# start of The records
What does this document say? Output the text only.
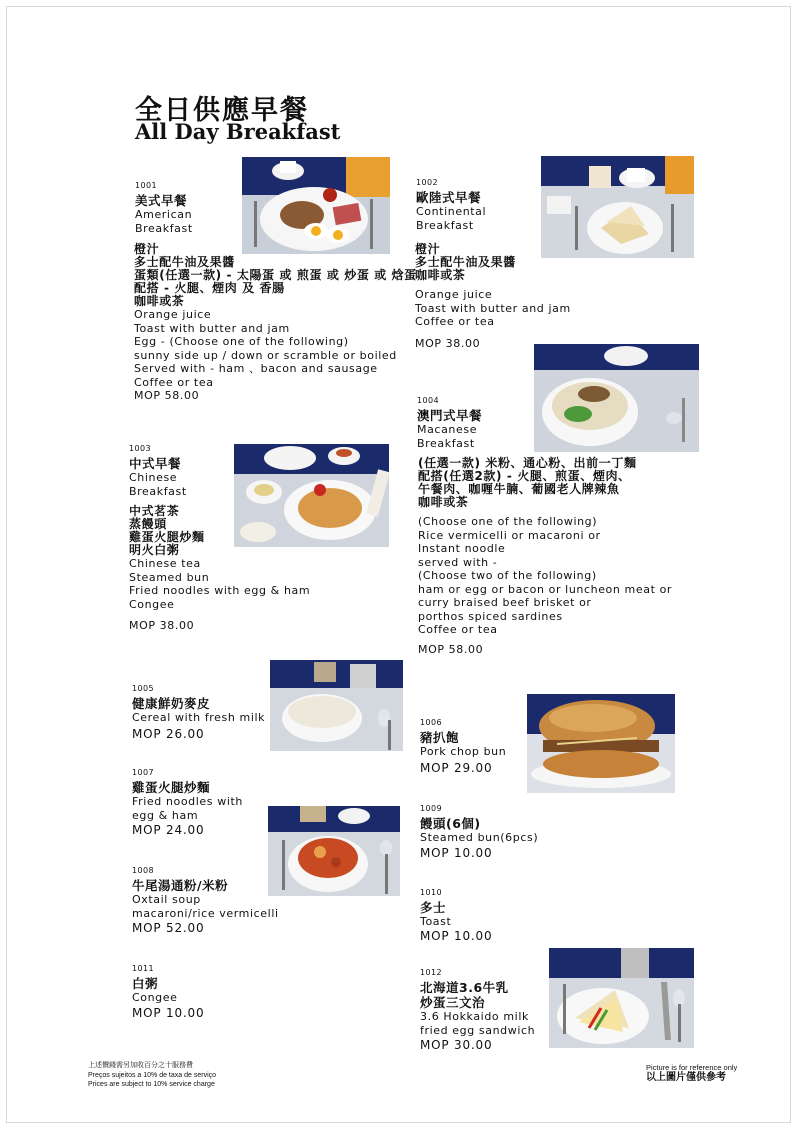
全日供應早餐
All Day Breakfast
1001
美式早餐
American
Breakfast
橙汁
多士配牛油及果醬
蛋類(任選一款) - 太陽蛋 或 煎蛋 或 炒蛋 或 焓蛋
配搭 - 火腿、煙肉 及 香腸
咖啡或茶
Orange juice
Toast with butter and jam
Egg - (Choose one of the following)
sunny side up / down or scramble or boiled
Served with - ham 、bacon and sausage
Coffee or tea
MOP 58.00
1002
歐陸式早餐
Continental
Breakfast
橙汁
多士配牛油及果醬
咖啡或茶
Orange juice
Toast with butter and jam
Coffee or tea
MOP 38.00
1004
澳門式早餐
Macanese
Breakfast
(任選一款) 米粉、通心粉、出前一丁麵
配搭(任選2款) - 火腿、煎蛋、煙肉、
午餐肉、咖喱牛腩、葡國老人牌辣魚
咖啡或茶
(Choose one of the following)
Rice vermicelli or macaroni or
Instant noodle
served with -
(Choose two of the following)
ham or egg or bacon or luncheon meat or
curry braised beef brisket or
porthos spiced sardines
Coffee or tea
MOP 58.00
1003
中式早餐
Chinese
Breakfast
中式茗茶
蒸饅頭
雞蛋火腿炒麵
明火白粥
Chinese tea
Steamed bun
Fried noodles with egg & ham
Congee
MOP 38.00
1005
健康鮮奶麥皮
Cereal with fresh milk
MOP 26.00
1006
豬扒飽
Pork chop bun
MOP 29.00
1007
雞蛋火腿炒麵
Fried noodles with
egg & ham
MOP 24.00
1008
牛尾湯通粉/米粉
Oxtail soup
macaroni/rice vermicelli
MOP 52.00
1009
饅頭(6個)
Steamed bun(6pcs)
MOP 10.00
1010
多士
Toast
MOP 10.00
1011
白粥
Congee
MOP 10.00
1012
北海道3.6牛乳
炒蛋三文治
3.6 Hokkaido milk
fried egg sandwich
MOP 30.00
上述價錢需另加收百分之十服務費
Preços sujeitos a 10% de taxa de serviço
Prices are subject to 10% service charge
Picture is for reference only
以上圖片僅供參考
# end of The records
Print all of the records shown above exactly, leaving out each picture.

Full answer:
What does this document say? Output the text only.
全日供應早餐
All Day Breakfast
1001
美式早餐
American
Breakfast
橙汁
多士配牛油及果醬
蛋類(任選一款) - 太陽蛋 或 煎蛋 或 炒蛋 或 焓蛋
配搭 - 火腿、煙肉 及 香腸
咖啡或茶
Orange juice
Toast with butter and jam
Egg - (Choose one of the following)
sunny side up / down or scramble or boiled
Served with - ham 、bacon and sausage
Coffee or tea
MOP 58.00
1002
歐陸式早餐
Continental
Breakfast
橙汁
多士配牛油及果醬
咖啡或茶
Orange juice
Toast with butter and jam
Coffee or tea
MOP 38.00
1004
澳門式早餐
Macanese
Breakfast
(任選一款) 米粉、通心粉、出前一丁麵
配搭(任選2款) - 火腿、煎蛋、煙肉、
午餐肉、咖喱牛腩、葡國老人牌辣魚
咖啡或茶
(Choose one of the following)
Rice vermicelli or macaroni or
Instant noodle
served with -
(Choose two of the following)
ham or egg or bacon or luncheon meat or
curry braised beef brisket or
porthos spiced sardines
Coffee or tea
MOP 58.00
1003
中式早餐
Chinese
Breakfast
中式茗茶
蒸饅頭
雞蛋火腿炒麵
明火白粥
Chinese tea
Steamed bun
Fried noodles with egg & ham
Congee
MOP 38.00
1005
健康鮮奶麥皮
Cereal with fresh milk
MOP 26.00
1006
豬扒飽
Pork chop bun
MOP 29.00
1007
雞蛋火腿炒麵
Fried noodles with
egg & ham
MOP 24.00
1008
牛尾湯通粉/米粉
Oxtail soup
macaroni/rice vermicelli
MOP 52.00
1009
饅頭(6個)
Steamed bun(6pcs)
MOP 10.00
1010
多士
Toast
MOP 10.00
1011
白粥
Congee
MOP 10.00
1012
北海道3.6牛乳
炒蛋三文治
3.6 Hokkaido milk
fried egg sandwich
MOP 30.00
上述價錢需另加收百分之十服務費
Preços sujeitos a 10% de taxa de serviço
Prices are subject to 10% service charge
Picture is for reference only
以上圖片僅供參考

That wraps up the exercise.